INFORMATION GIVEN:
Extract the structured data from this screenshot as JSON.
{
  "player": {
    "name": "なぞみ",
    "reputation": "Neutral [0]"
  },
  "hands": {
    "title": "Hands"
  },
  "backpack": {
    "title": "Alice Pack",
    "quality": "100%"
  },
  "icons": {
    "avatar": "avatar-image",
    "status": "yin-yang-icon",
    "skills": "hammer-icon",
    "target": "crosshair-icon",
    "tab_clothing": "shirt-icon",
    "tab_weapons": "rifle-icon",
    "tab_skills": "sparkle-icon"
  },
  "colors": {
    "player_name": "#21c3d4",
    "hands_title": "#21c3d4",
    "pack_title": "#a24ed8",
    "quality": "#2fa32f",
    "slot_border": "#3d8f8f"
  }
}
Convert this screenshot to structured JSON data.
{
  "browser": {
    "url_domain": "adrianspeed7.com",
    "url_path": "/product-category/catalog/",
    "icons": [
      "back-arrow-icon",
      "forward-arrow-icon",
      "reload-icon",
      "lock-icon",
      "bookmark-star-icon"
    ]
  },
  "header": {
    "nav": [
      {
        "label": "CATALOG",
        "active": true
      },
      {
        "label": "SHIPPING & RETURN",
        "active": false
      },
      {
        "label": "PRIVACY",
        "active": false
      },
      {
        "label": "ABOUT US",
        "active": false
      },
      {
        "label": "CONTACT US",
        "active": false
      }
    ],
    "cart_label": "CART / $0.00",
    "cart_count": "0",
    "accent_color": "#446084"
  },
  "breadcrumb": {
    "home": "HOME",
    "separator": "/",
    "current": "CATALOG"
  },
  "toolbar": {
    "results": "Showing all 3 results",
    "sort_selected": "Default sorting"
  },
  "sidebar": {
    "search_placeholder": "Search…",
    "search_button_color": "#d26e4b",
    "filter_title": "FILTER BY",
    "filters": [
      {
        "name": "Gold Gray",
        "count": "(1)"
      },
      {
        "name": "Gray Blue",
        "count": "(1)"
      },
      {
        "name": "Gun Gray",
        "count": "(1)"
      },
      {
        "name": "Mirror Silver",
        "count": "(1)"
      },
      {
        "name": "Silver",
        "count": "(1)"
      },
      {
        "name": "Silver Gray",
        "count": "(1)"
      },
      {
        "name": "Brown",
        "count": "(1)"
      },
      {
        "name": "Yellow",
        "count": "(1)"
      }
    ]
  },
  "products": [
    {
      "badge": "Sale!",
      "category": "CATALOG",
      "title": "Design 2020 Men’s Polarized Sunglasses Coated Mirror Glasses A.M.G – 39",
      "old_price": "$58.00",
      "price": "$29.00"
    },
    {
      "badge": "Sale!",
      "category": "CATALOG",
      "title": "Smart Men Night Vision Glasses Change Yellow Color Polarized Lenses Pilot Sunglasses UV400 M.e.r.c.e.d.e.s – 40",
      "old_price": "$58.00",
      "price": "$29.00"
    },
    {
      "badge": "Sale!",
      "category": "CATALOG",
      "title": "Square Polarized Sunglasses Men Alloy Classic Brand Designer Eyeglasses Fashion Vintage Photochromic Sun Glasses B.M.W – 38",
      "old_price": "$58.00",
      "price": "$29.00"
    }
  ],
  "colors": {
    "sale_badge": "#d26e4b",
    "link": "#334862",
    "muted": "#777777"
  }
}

WRITTEN EXERCISE: Each record above should be returned exactly as it appears.

EXPECTED ANSWER:
Extract the structured data from this screenshot as JSON.
{
  "player": {
    "name": "なぞみ",
    "reputation": "Neutral [0]"
  },
  "hands": {
    "title": "Hands"
  },
  "backpack": {
    "title": "Alice Pack",
    "quality": "100%"
  },
  "icons": {
    "avatar": "avatar-image",
    "status": "yin-yang-icon",
    "skills": "hammer-icon",
    "target": "crosshair-icon",
    "tab_clothing": "shirt-icon",
    "tab_weapons": "rifle-icon",
    "tab_skills": "sparkle-icon"
  },
  "colors": {
    "player_name": "#21c3d4",
    "hands_title": "#21c3d4",
    "pack_title": "#a24ed8",
    "quality": "#2fa32f",
    "slot_border": "#3d8f8f"
  }
}
Convert this screenshot to structured JSON data.
{
  "browser": {
    "url_domain": "adrianspeed7.com",
    "url_path": "/product-category/catalog/",
    "icons": [
      "back-arrow-icon",
      "forward-arrow-icon",
      "reload-icon",
      "lock-icon",
      "bookmark-star-icon"
    ]
  },
  "header": {
    "nav": [
      {
        "label": "CATALOG",
        "active": true
      },
      {
        "label": "SHIPPING & RETURN",
        "active": false
      },
      {
        "label": "PRIVACY",
        "active": false
      },
      {
        "label": "ABOUT US",
        "active": false
      },
      {
        "label": "CONTACT US",
        "active": false
      }
    ],
    "cart_label": "CART / $0.00",
    "cart_count": "0",
    "accent_color": "#446084"
  },
  "breadcrumb": {
    "home": "HOME",
    "separator": "/",
    "current": "CATALOG"
  },
  "toolbar": {
    "results": "Showing all 3 results",
    "sort_selected": "Default sorting"
  },
  "sidebar": {
    "search_placeholder": "Search…",
    "search_button_color": "#d26e4b",
    "filter_title": "FILTER BY",
    "filters": [
      {
        "name": "Gold Gray",
        "count": "(1)"
      },
      {
        "name": "Gray Blue",
        "count": "(1)"
      },
      {
        "name": "Gun Gray",
        "count": "(1)"
      },
      {
        "name": "Mirror Silver",
        "count": "(1)"
      },
      {
        "name": "Silver",
        "count": "(1)"
      },
      {
        "name": "Silver Gray",
        "count": "(1)"
      },
      {
        "name": "Brown",
        "count": "(1)"
      },
      {
        "name": "Yellow",
        "count": "(1)"
      }
    ]
  },
  "products": [
    {
      "badge": "Sale!",
      "category": "CATALOG",
      "title": "Design 2020 Men’s Polarized Sunglasses Coated Mirror Glasses A.M.G – 39",
      "old_price": "$58.00",
      "price": "$29.00"
    },
    {
      "badge": "Sale!",
      "category": "CATALOG",
      "title": "Smart Men Night Vision Glasses Change Yellow Color Polarized Lenses Pilot Sunglasses UV400 M.e.r.c.e.d.e.s – 40",
      "old_price": "$58.00",
      "price": "$29.00"
    },
    {
      "badge": "Sale!",
      "category": "CATALOG",
      "title": "Square Polarized Sunglasses Men Alloy Classic Brand Designer Eyeglasses Fashion Vintage Photochromic Sun Glasses B.M.W – 38",
      "old_price": "$58.00",
      "price": "$29.00"
    }
  ],
  "colors": {
    "sale_badge": "#d26e4b",
    "link": "#334862",
    "muted": "#777777"
  }
}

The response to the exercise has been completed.